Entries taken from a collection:
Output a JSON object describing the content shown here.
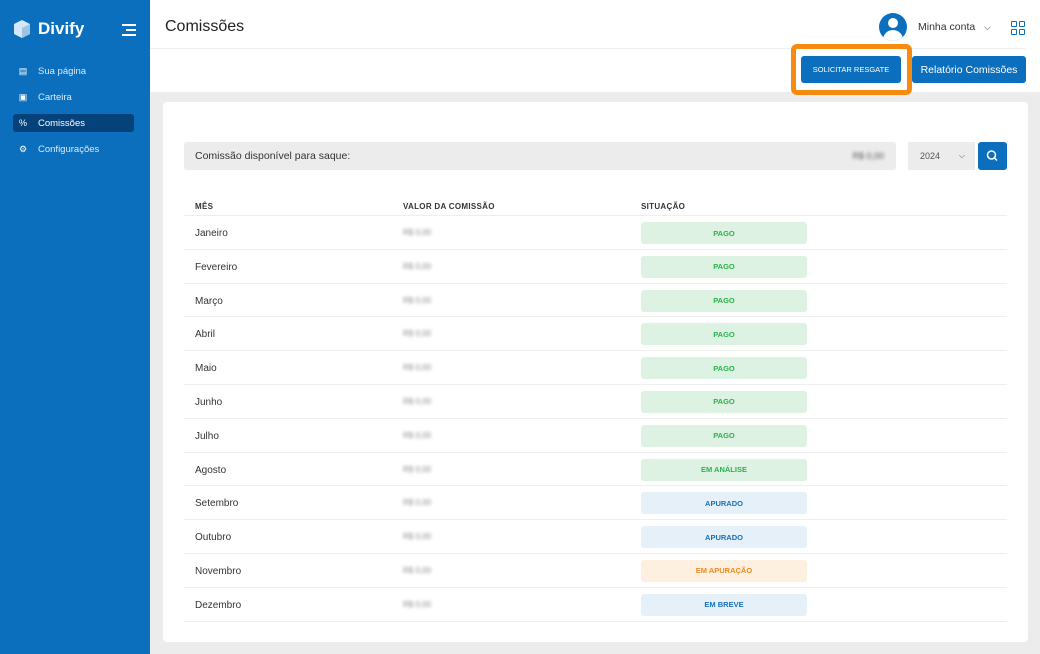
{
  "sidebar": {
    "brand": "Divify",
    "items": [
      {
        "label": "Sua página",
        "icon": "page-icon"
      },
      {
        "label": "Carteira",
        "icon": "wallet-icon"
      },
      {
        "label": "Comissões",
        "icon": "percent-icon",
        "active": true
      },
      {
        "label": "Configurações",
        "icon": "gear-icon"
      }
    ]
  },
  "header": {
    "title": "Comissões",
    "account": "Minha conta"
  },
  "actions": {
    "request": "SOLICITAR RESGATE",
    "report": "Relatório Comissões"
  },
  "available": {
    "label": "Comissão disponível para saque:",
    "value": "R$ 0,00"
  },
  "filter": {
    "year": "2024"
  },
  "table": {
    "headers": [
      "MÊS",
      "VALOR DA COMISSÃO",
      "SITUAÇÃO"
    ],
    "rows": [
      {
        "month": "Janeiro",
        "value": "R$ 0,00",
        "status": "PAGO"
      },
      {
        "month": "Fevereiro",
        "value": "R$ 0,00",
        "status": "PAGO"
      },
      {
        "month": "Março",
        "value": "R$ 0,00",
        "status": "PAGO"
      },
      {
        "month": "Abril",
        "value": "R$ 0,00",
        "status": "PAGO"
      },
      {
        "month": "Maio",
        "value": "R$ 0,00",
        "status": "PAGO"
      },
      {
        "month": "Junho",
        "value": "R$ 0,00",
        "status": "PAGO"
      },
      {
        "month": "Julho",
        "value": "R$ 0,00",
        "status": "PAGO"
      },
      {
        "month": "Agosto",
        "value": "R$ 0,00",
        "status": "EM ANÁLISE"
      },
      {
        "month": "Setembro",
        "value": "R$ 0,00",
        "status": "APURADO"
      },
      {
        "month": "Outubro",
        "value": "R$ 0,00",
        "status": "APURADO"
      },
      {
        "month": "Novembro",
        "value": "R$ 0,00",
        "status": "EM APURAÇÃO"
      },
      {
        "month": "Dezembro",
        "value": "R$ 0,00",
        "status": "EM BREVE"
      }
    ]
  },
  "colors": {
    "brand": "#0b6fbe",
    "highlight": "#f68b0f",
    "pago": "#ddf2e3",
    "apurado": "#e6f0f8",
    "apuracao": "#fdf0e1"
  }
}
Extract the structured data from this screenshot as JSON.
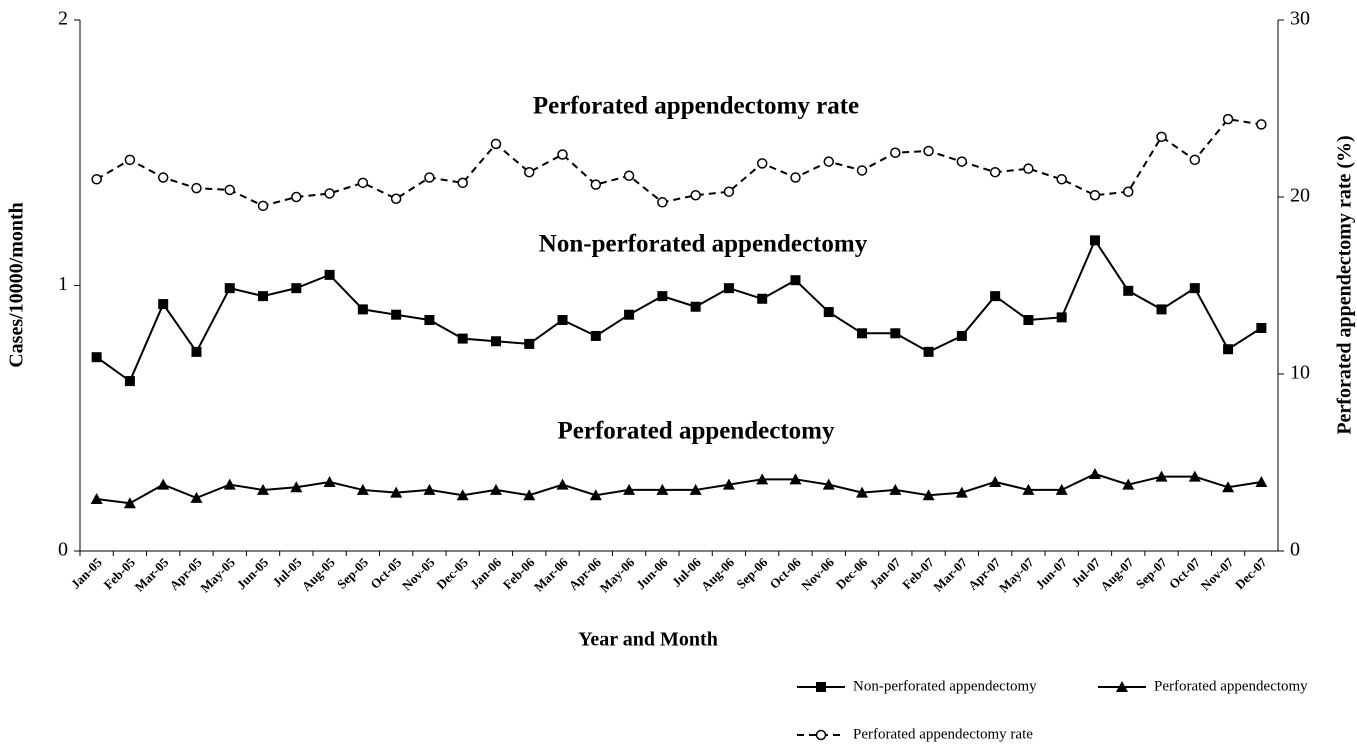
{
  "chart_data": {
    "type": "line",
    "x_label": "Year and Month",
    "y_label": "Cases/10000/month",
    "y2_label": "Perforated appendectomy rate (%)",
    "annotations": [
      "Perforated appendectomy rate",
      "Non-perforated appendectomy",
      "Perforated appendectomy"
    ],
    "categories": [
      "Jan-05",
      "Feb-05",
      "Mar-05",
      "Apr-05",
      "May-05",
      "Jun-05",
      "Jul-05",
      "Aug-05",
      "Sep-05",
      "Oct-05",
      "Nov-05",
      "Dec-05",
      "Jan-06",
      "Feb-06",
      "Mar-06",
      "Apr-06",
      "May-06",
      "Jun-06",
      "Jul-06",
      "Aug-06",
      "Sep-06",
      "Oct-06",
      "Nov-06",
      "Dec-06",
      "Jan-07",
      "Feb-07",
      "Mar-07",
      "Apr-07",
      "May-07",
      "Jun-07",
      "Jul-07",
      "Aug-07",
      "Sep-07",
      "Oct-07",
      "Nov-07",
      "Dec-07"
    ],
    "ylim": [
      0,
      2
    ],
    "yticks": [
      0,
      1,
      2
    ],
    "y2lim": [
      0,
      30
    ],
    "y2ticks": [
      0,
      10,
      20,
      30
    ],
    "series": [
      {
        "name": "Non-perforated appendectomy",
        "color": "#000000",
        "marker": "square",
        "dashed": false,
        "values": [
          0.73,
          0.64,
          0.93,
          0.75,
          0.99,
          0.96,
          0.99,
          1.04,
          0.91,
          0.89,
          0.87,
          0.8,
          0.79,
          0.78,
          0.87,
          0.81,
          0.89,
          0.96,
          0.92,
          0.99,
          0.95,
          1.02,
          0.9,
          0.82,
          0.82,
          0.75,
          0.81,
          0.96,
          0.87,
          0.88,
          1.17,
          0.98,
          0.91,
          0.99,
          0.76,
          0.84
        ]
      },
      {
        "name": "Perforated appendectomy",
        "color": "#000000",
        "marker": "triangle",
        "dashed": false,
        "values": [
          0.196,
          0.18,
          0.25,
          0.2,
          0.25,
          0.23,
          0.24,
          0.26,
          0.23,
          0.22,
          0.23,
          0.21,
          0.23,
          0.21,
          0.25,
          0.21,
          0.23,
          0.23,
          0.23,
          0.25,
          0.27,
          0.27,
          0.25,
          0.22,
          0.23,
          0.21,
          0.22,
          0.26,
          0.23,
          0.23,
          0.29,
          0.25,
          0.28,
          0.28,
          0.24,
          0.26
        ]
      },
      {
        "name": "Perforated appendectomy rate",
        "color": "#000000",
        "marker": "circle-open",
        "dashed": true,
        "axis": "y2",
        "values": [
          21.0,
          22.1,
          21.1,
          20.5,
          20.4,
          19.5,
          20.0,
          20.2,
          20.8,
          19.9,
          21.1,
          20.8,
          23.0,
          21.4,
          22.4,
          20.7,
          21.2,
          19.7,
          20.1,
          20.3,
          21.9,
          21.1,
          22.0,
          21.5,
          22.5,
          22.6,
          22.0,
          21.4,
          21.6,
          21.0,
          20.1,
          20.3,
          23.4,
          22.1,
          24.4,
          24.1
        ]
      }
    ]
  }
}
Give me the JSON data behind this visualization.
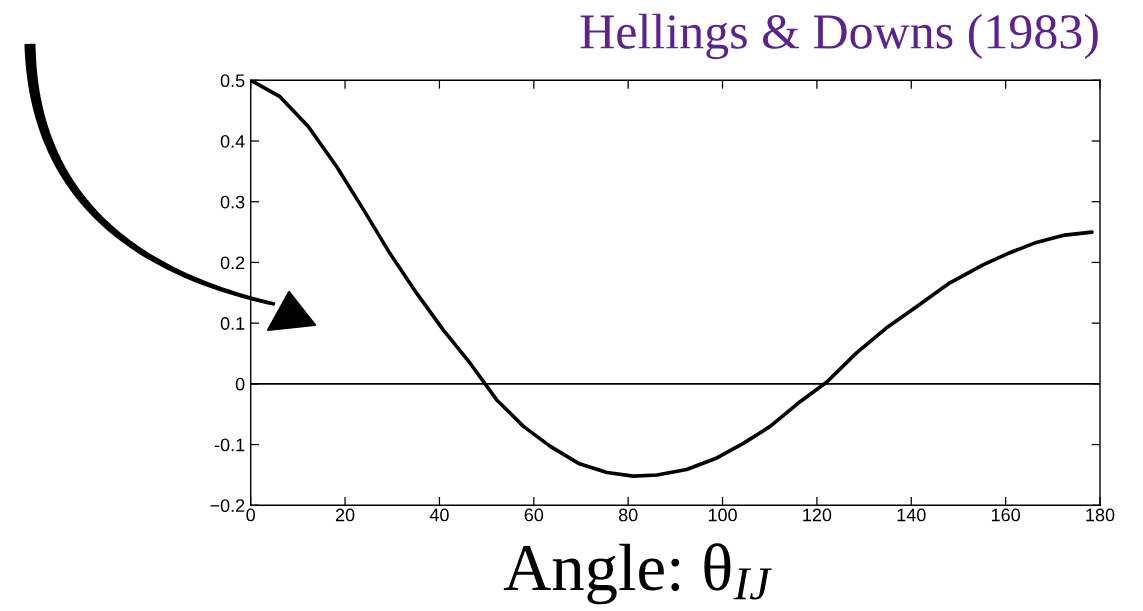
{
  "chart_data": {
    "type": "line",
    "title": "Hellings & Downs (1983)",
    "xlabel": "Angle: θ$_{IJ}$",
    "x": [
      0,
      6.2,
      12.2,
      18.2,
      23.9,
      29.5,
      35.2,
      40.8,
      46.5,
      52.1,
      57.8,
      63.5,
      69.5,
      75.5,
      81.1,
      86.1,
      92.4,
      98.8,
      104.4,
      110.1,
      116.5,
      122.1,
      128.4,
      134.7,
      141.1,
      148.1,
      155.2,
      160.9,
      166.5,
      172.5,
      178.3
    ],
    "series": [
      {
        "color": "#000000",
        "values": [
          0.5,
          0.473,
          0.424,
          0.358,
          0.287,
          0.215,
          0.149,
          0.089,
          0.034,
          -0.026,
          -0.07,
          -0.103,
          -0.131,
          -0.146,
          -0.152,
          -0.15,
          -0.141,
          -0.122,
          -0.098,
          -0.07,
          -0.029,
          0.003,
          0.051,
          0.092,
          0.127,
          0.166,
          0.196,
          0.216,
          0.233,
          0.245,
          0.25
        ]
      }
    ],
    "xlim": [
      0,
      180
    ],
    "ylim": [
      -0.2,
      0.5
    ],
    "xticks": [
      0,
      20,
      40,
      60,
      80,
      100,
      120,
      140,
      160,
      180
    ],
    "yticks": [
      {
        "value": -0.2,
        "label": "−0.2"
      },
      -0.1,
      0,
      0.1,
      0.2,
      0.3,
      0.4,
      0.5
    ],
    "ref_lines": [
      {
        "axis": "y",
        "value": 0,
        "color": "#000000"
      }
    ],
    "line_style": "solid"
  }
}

• Task requirements: Identify the lines of the entries containing the string "title". Copy each such line.

• Result of the exercise:
    "title": "Comissões",
    "title": "Hellings & Downs (1983)",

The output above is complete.